Repeat the whole listing below, word for word.

─── Provided data ───

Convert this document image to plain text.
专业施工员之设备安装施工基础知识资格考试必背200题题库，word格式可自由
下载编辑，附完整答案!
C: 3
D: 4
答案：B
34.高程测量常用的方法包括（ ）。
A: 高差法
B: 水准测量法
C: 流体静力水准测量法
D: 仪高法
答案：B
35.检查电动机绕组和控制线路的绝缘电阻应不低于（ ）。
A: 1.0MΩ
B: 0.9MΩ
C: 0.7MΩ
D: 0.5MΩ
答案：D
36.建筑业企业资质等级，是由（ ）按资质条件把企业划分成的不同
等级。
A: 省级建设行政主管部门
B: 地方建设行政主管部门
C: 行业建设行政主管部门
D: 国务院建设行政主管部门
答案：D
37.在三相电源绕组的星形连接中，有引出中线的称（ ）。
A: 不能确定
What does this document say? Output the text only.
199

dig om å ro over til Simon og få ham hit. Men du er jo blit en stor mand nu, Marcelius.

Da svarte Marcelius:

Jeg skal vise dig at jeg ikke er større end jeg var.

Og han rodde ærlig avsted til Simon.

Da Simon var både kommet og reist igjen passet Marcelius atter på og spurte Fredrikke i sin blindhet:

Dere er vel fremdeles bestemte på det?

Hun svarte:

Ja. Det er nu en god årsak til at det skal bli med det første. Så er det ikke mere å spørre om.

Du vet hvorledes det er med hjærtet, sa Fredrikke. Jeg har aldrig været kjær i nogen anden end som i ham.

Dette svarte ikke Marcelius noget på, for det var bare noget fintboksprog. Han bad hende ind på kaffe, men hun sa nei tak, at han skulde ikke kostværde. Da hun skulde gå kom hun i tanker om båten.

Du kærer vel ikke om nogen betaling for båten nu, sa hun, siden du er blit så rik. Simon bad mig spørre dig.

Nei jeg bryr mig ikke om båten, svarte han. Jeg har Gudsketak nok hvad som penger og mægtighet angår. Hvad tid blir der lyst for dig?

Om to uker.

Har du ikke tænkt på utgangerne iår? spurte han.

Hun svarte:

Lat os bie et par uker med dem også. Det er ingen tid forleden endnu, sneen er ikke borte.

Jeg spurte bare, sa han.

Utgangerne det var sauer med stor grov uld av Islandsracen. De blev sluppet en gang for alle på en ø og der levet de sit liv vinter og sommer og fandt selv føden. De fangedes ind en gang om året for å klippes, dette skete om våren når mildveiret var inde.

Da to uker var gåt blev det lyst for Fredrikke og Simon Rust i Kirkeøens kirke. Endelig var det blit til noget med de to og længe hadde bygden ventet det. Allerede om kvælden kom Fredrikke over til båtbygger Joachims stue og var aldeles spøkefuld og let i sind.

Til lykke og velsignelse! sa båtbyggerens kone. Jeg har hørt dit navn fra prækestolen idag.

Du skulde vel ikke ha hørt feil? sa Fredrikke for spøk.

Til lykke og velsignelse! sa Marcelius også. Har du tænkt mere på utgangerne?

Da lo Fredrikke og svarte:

───

* **Correct result**
Convert this document image to plain text.
专业施工员之设备安装施工基础知识资格考试必背200题题库，word格式可自由
下载编辑，附完整答案!
C: 3
D: 4
答案：B
34.高程测量常用的方法包括（ ）。
A: 高差法
B: 水准测量法
C: 流体静力水准测量法
D: 仪高法
答案：B
35.检查电动机绕组和控制线路的绝缘电阻应不低于（ ）。
A: 1.0MΩ
B: 0.9MΩ
C: 0.7MΩ
D: 0.5MΩ
答案：D
36.建筑业企业资质等级，是由（ ）按资质条件把企业划分成的不同
等级。
A: 省级建设行政主管部门
B: 地方建设行政主管部门
C: 行业建设行政主管部门
D: 国务院建设行政主管部门
答案：D
37.在三相电源绕组的星形连接中，有引出中线的称（ ）。
A: 不能确定
What does this document say? Output the text only.
199

dig om å ro over til Simon og få ham hit. Men du er jo blit en stor mand nu, Marcelius.

Da svarte Marcelius:

Jeg skal vise dig at jeg ikke er større end jeg var.

Og han rodde ærlig avsted til Simon.

Da Simon var både kommet og reist igjen passet Marcelius atter på og spurte Fredrikke i sin blindhet:

Dere er vel fremdeles bestemte på det?

Hun svarte:

Ja. Det er nu en god årsak til at det skal bli med det første. Så er det ikke mere å spørre om.

Du vet hvorledes det er med hjærtet, sa Fredrikke. Jeg har aldrig været kjær i nogen anden end som i ham.

Dette svarte ikke Marcelius noget på, for det var bare noget fintboksprog. Han bad hende ind på kaffe, men hun sa nei tak, at han skulde ikke kostværde. Da hun skulde gå kom hun i tanker om båten.

Du kærer vel ikke om nogen betaling for båten nu, sa hun, siden du er blit så rik. Simon bad mig spørre dig.

Nei jeg bryr mig ikke om båten, svarte han. Jeg har Gudsketak nok hvad som penger og mægtighet angår. Hvad tid blir der lyst for dig?

Om to uker.

Har du ikke tænkt på utgangerne iår? spurte han.

Hun svarte:

Lat os bie et par uker med dem også. Det er ingen tid forleden endnu, sneen er ikke borte.

Jeg spurte bare, sa han.

Utgangerne det var sauer med stor grov uld av Islandsracen. De blev sluppet en gang for alle på en ø og der levet de sit liv vinter og sommer og fandt selv føden. De fangedes ind en gang om året for å klippes, dette skete om våren når mildveiret var inde.

Da to uker var gåt blev det lyst for Fredrikke og Simon Rust i Kirkeøens kirke. Endelig var det blit til noget med de to og længe hadde bygden ventet det. Allerede om kvælden kom Fredrikke over til båtbygger Joachims stue og var aldeles spøkefuld og let i sind.

Til lykke og velsignelse! sa båtbyggerens kone. Jeg har hørt dit navn fra prækestolen idag.

Du skulde vel ikke ha hørt feil? sa Fredrikke for spøk.

Til lykke og velsignelse! sa Marcelius også. Har du tænkt mere på utgangerne?

Da lo Fredrikke og svarte:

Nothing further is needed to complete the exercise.